### [Page content transcription data]
*** Block opens ***

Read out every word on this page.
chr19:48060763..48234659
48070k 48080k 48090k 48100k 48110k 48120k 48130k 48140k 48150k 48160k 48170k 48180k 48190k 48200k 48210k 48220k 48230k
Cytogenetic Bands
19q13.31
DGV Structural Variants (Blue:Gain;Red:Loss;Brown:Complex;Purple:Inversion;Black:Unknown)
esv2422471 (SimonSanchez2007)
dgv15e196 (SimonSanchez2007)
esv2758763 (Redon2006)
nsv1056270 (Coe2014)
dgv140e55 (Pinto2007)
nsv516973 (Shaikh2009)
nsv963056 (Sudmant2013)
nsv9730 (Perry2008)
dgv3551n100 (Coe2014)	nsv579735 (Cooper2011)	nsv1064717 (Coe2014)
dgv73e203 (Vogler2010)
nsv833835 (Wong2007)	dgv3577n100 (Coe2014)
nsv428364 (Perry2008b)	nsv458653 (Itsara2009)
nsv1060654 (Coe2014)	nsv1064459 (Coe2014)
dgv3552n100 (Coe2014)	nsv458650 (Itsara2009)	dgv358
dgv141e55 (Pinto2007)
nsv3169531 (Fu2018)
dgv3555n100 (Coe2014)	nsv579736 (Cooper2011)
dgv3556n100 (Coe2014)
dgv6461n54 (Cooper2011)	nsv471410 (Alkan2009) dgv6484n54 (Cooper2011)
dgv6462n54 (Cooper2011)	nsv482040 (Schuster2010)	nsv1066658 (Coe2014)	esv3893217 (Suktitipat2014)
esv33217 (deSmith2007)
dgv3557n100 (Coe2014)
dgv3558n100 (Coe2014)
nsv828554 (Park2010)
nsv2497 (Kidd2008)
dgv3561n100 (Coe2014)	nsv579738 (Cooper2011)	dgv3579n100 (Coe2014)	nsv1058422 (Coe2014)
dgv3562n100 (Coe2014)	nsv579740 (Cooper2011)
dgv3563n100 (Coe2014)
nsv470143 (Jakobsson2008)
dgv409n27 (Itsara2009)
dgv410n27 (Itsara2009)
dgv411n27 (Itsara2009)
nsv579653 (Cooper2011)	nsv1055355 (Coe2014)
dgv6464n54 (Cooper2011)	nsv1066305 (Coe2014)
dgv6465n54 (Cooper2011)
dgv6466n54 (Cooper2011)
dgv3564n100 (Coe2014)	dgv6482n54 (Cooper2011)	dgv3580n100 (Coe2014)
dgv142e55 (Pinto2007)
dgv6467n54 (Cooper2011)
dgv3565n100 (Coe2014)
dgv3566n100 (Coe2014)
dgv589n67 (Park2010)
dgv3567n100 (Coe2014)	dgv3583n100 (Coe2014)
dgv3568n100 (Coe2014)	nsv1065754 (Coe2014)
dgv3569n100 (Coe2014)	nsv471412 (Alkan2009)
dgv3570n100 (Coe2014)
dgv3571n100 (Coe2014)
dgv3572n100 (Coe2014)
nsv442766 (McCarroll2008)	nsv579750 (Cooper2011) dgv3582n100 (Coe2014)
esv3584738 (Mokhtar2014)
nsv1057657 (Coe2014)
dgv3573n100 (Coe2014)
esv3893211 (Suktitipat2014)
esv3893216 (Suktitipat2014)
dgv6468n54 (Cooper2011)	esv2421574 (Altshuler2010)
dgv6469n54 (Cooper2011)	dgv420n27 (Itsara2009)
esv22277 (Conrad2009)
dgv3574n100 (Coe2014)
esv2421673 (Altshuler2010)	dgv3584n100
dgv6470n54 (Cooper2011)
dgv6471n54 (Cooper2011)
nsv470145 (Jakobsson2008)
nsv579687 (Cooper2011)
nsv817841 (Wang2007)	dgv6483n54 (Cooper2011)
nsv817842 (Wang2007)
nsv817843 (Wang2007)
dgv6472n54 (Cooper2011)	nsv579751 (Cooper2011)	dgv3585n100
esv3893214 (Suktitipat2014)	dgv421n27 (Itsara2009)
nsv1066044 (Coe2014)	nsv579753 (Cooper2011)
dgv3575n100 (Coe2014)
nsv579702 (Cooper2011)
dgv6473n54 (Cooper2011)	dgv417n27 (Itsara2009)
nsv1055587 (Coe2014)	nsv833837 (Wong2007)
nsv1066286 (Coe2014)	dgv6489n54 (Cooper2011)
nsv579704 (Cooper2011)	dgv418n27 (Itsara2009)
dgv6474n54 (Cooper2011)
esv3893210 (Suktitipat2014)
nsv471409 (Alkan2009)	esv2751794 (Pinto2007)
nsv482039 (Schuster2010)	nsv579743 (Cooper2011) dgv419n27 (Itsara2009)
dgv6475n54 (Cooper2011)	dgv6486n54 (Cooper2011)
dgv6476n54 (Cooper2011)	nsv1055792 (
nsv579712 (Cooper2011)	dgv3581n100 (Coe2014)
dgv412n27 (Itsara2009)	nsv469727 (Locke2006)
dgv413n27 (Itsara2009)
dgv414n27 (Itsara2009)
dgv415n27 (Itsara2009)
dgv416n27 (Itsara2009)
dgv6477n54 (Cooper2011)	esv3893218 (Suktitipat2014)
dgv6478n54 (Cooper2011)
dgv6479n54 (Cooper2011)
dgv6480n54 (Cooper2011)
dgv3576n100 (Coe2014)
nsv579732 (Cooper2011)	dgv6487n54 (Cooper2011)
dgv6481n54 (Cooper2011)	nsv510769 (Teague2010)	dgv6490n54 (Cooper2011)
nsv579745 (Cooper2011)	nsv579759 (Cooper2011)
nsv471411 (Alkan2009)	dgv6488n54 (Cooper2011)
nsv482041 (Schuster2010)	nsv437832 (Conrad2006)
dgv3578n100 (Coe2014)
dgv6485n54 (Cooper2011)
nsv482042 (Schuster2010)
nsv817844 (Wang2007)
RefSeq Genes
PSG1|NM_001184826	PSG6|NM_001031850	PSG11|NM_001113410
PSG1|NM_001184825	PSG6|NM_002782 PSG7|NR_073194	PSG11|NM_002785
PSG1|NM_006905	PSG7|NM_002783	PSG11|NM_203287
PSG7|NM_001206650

*** Block closes ***

### [EXERCISE DETAILS]
From the first line to the last, transcribe the data exactly.

### [SOLUTION BELOW]
Read out every word on this page.
chr19:48060763..48234659
48070k 48080k 48090k 48100k 48110k 48120k 48130k 48140k 48150k 48160k 48170k 48180k 48190k 48200k 48210k 48220k 48230k
Cytogenetic Bands
19q13.31
DGV Structural Variants (Blue:Gain;Red:Loss;Brown:Complex;Purple:Inversion;Black:Unknown)
esv2422471 (SimonSanchez2007)
dgv15e196 (SimonSanchez2007)
esv2758763 (Redon2006)
nsv1056270 (Coe2014)
dgv140e55 (Pinto2007)
nsv516973 (Shaikh2009)
nsv963056 (Sudmant2013)
nsv9730 (Perry2008)
dgv3551n100 (Coe2014)	nsv579735 (Cooper2011)	nsv1064717 (Coe2014)
dgv73e203 (Vogler2010)
nsv833835 (Wong2007)	dgv3577n100 (Coe2014)
nsv428364 (Perry2008b)	nsv458653 (Itsara2009)
nsv1060654 (Coe2014)	nsv1064459 (Coe2014)
dgv3552n100 (Coe2014)	nsv458650 (Itsara2009)	dgv358
dgv141e55 (Pinto2007)
nsv3169531 (Fu2018)
dgv3555n100 (Coe2014)	nsv579736 (Cooper2011)
dgv3556n100 (Coe2014)
dgv6461n54 (Cooper2011)	nsv471410 (Alkan2009) dgv6484n54 (Cooper2011)
dgv6462n54 (Cooper2011)	nsv482040 (Schuster2010)	nsv1066658 (Coe2014)	esv3893217 (Suktitipat2014)
esv33217 (deSmith2007)
dgv3557n100 (Coe2014)
dgv3558n100 (Coe2014)
nsv828554 (Park2010)
nsv2497 (Kidd2008)
dgv3561n100 (Coe2014)	nsv579738 (Cooper2011)	dgv3579n100 (Coe2014)	nsv1058422 (Coe2014)
dgv3562n100 (Coe2014)	nsv579740 (Cooper2011)
dgv3563n100 (Coe2014)
nsv470143 (Jakobsson2008)
dgv409n27 (Itsara2009)
dgv410n27 (Itsara2009)
dgv411n27 (Itsara2009)
nsv579653 (Cooper2011)	nsv1055355 (Coe2014)
dgv6464n54 (Cooper2011)	nsv1066305 (Coe2014)
dgv6465n54 (Cooper2011)
dgv6466n54 (Cooper2011)
dgv3564n100 (Coe2014)	dgv6482n54 (Cooper2011)	dgv3580n100 (Coe2014)
dgv142e55 (Pinto2007)
dgv6467n54 (Cooper2011)
dgv3565n100 (Coe2014)
dgv3566n100 (Coe2014)
dgv589n67 (Park2010)
dgv3567n100 (Coe2014)	dgv3583n100 (Coe2014)
dgv3568n100 (Coe2014)	nsv1065754 (Coe2014)
dgv3569n100 (Coe2014)	nsv471412 (Alkan2009)
dgv3570n100 (Coe2014)
dgv3571n100 (Coe2014)
dgv3572n100 (Coe2014)
nsv442766 (McCarroll2008)	nsv579750 (Cooper2011) dgv3582n100 (Coe2014)
esv3584738 (Mokhtar2014)
nsv1057657 (Coe2014)
dgv3573n100 (Coe2014)
esv3893211 (Suktitipat2014)
esv3893216 (Suktitipat2014)
dgv6468n54 (Cooper2011)	esv2421574 (Altshuler2010)
dgv6469n54 (Cooper2011)	dgv420n27 (Itsara2009)
esv22277 (Conrad2009)
dgv3574n100 (Coe2014)
esv2421673 (Altshuler2010)	dgv3584n100
dgv6470n54 (Cooper2011)
dgv6471n54 (Cooper2011)
nsv470145 (Jakobsson2008)
nsv579687 (Cooper2011)
nsv817841 (Wang2007)	dgv6483n54 (Cooper2011)
nsv817842 (Wang2007)
nsv817843 (Wang2007)
dgv6472n54 (Cooper2011)	nsv579751 (Cooper2011)	dgv3585n100
esv3893214 (Suktitipat2014)	dgv421n27 (Itsara2009)
nsv1066044 (Coe2014)	nsv579753 (Cooper2011)
dgv3575n100 (Coe2014)
nsv579702 (Cooper2011)
dgv6473n54 (Cooper2011)	dgv417n27 (Itsara2009)
nsv1055587 (Coe2014)	nsv833837 (Wong2007)
nsv1066286 (Coe2014)	dgv6489n54 (Cooper2011)
nsv579704 (Cooper2011)	dgv418n27 (Itsara2009)
dgv6474n54 (Cooper2011)
esv3893210 (Suktitipat2014)
nsv471409 (Alkan2009)	esv2751794 (Pinto2007)
nsv482039 (Schuster2010)	nsv579743 (Cooper2011) dgv419n27 (Itsara2009)
dgv6475n54 (Cooper2011)	dgv6486n54 (Cooper2011)
dgv6476n54 (Cooper2011)	nsv1055792 (
nsv579712 (Cooper2011)	dgv3581n100 (Coe2014)
dgv412n27 (Itsara2009)	nsv469727 (Locke2006)
dgv413n27 (Itsara2009)
dgv414n27 (Itsara2009)
dgv415n27 (Itsara2009)
dgv416n27 (Itsara2009)
dgv6477n54 (Cooper2011)	esv3893218 (Suktitipat2014)
dgv6478n54 (Cooper2011)
dgv6479n54 (Cooper2011)
dgv6480n54 (Cooper2011)
dgv3576n100 (Coe2014)
nsv579732 (Cooper2011)	dgv6487n54 (Cooper2011)
dgv6481n54 (Cooper2011)	nsv510769 (Teague2010)	dgv6490n54 (Cooper2011)
nsv579745 (Cooper2011)	nsv579759 (Cooper2011)
nsv471411 (Alkan2009)	dgv6488n54 (Cooper2011)
nsv482041 (Schuster2010)	nsv437832 (Conrad2006)
dgv3578n100 (Coe2014)
dgv6485n54 (Cooper2011)
nsv482042 (Schuster2010)
nsv817844 (Wang2007)
RefSeq Genes
PSG1|NM_001184826	PSG6|NM_001031850	PSG11|NM_001113410
PSG1|NM_001184825	PSG6|NM_002782 PSG7|NR_073194	PSG11|NM_002785
PSG1|NM_006905	PSG7|NM_002783	PSG11|NM_203287
PSG7|NM_001206650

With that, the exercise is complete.